[Begin DATASET EXTRACT]

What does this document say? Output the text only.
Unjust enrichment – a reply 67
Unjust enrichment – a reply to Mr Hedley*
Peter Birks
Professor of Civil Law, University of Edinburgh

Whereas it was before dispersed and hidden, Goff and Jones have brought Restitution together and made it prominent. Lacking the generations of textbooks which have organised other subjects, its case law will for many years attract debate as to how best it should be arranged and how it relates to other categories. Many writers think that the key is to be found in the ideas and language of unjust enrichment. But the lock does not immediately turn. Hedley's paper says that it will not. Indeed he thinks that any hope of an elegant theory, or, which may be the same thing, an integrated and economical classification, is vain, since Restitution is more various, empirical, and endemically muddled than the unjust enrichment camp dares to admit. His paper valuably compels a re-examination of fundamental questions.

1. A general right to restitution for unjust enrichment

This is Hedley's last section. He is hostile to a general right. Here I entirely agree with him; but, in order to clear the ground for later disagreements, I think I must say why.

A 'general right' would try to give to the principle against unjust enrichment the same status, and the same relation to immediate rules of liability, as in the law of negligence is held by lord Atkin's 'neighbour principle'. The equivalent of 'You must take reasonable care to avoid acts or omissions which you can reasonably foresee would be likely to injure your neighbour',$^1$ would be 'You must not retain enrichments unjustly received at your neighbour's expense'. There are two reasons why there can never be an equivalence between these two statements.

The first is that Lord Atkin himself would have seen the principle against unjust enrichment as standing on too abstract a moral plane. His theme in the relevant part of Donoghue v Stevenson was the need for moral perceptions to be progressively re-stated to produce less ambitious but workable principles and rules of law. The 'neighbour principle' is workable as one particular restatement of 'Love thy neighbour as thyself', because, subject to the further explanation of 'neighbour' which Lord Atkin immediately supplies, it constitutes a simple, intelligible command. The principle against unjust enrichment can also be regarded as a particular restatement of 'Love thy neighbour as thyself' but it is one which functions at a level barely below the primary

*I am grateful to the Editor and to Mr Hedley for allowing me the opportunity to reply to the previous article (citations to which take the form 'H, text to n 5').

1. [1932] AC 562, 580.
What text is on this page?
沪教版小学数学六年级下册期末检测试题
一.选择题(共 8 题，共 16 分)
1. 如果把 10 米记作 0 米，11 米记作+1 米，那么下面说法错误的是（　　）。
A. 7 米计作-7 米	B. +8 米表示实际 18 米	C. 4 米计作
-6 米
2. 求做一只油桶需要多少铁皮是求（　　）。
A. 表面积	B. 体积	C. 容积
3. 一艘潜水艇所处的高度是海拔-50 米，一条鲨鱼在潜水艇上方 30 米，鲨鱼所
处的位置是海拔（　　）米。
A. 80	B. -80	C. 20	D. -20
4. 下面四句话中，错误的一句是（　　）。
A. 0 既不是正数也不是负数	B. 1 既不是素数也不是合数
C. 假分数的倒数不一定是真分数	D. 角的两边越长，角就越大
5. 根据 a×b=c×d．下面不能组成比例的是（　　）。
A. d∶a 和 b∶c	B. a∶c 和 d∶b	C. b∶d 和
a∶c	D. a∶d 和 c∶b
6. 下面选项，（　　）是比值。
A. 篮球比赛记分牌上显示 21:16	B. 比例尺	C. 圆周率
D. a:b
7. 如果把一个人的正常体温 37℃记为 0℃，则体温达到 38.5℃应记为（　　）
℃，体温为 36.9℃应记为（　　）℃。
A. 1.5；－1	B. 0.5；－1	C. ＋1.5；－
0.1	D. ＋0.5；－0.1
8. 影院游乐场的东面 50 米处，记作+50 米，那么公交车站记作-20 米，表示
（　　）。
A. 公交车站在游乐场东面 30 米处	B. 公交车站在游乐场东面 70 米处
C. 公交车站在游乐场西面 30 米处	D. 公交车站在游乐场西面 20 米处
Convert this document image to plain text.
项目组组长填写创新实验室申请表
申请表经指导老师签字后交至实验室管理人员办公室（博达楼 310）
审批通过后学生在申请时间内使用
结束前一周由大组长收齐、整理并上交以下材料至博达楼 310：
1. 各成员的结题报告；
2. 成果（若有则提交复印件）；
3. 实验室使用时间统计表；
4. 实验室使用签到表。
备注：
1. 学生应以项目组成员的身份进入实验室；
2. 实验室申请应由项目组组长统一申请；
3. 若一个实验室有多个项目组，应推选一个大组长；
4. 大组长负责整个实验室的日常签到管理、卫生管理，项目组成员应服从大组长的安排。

[End DATASET EXTRACT]

§ **DESCRIPTION OF THE TASK**: Copy out the full set of records precisely, leaving nothing out.

§ **RESULT**:
What does this document say? Output the text only.
Unjust enrichment – a reply 67
Unjust enrichment – a reply to Mr Hedley*
Peter Birks
Professor of Civil Law, University of Edinburgh

Whereas it was before dispersed and hidden, Goff and Jones have brought Restitution together and made it prominent. Lacking the generations of textbooks which have organised other subjects, its case law will for many years attract debate as to how best it should be arranged and how it relates to other categories. Many writers think that the key is to be found in the ideas and language of unjust enrichment. But the lock does not immediately turn. Hedley's paper says that it will not. Indeed he thinks that any hope of an elegant theory, or, which may be the same thing, an integrated and economical classification, is vain, since Restitution is more various, empirical, and endemically muddled than the unjust enrichment camp dares to admit. His paper valuably compels a re-examination of fundamental questions.

1. A general right to restitution for unjust enrichment

This is Hedley's last section. He is hostile to a general right. Here I entirely agree with him; but, in order to clear the ground for later disagreements, I think I must say why.

A 'general right' would try to give to the principle against unjust enrichment the same status, and the same relation to immediate rules of liability, as in the law of negligence is held by lord Atkin's 'neighbour principle'. The equivalent of 'You must take reasonable care to avoid acts or omissions which you can reasonably foresee would be likely to injure your neighbour',$^1$ would be 'You must not retain enrichments unjustly received at your neighbour's expense'. There are two reasons why there can never be an equivalence between these two statements.

The first is that Lord Atkin himself would have seen the principle against unjust enrichment as standing on too abstract a moral plane. His theme in the relevant part of Donoghue v Stevenson was the need for moral perceptions to be progressively re-stated to produce less ambitious but workable principles and rules of law. The 'neighbour principle' is workable as one particular restatement of 'Love thy neighbour as thyself', because, subject to the further explanation of 'neighbour' which Lord Atkin immediately supplies, it constitutes a simple, intelligible command. The principle against unjust enrichment can also be regarded as a particular restatement of 'Love thy neighbour as thyself' but it is one which functions at a level barely below the primary

*I am grateful to the Editor and to Mr Hedley for allowing me the opportunity to reply to the previous article (citations to which take the form 'H, text to n 5').

1. [1932] AC 562, 580.
What text is on this page?
沪教版小学数学六年级下册期末检测试题
一.选择题(共 8 题，共 16 分)
1. 如果把 10 米记作 0 米，11 米记作+1 米，那么下面说法错误的是（　　）。
A. 7 米计作-7 米	B. +8 米表示实际 18 米	C. 4 米计作
-6 米
2. 求做一只油桶需要多少铁皮是求（　　）。
A. 表面积	B. 体积	C. 容积
3. 一艘潜水艇所处的高度是海拔-50 米，一条鲨鱼在潜水艇上方 30 米，鲨鱼所
处的位置是海拔（　　）米。
A. 80	B. -80	C. 20	D. -20
4. 下面四句话中，错误的一句是（　　）。
A. 0 既不是正数也不是负数	B. 1 既不是素数也不是合数
C. 假分数的倒数不一定是真分数	D. 角的两边越长，角就越大
5. 根据 a×b=c×d．下面不能组成比例的是（　　）。
A. d∶a 和 b∶c	B. a∶c 和 d∶b	C. b∶d 和
a∶c	D. a∶d 和 c∶b
6. 下面选项，（　　）是比值。
A. 篮球比赛记分牌上显示 21:16	B. 比例尺	C. 圆周率
D. a:b
7. 如果把一个人的正常体温 37℃记为 0℃，则体温达到 38.5℃应记为（　　）
℃，体温为 36.9℃应记为（　　）℃。
A. 1.5；－1	B. 0.5；－1	C. ＋1.5；－
0.1	D. ＋0.5；－0.1
8. 影院游乐场的东面 50 米处，记作+50 米，那么公交车站记作-20 米，表示
（　　）。
A. 公交车站在游乐场东面 30 米处	B. 公交车站在游乐场东面 70 米处
C. 公交车站在游乐场西面 30 米处	D. 公交车站在游乐场西面 20 米处
Convert this document image to plain text.
项目组组长填写创新实验室申请表
申请表经指导老师签字后交至实验室管理人员办公室（博达楼 310）
审批通过后学生在申请时间内使用
结束前一周由大组长收齐、整理并上交以下材料至博达楼 310：
1. 各成员的结题报告；
2. 成果（若有则提交复印件）；
3. 实验室使用时间统计表；
4. 实验室使用签到表。
备注：
1. 学生应以项目组成员的身份进入实验室；
2. 实验室申请应由项目组组长统一申请；
3. 若一个实验室有多个项目组，应推选一个大组长；
4. 大组长负责整个实验室的日常签到管理、卫生管理，项目组成员应服从大组长的安排。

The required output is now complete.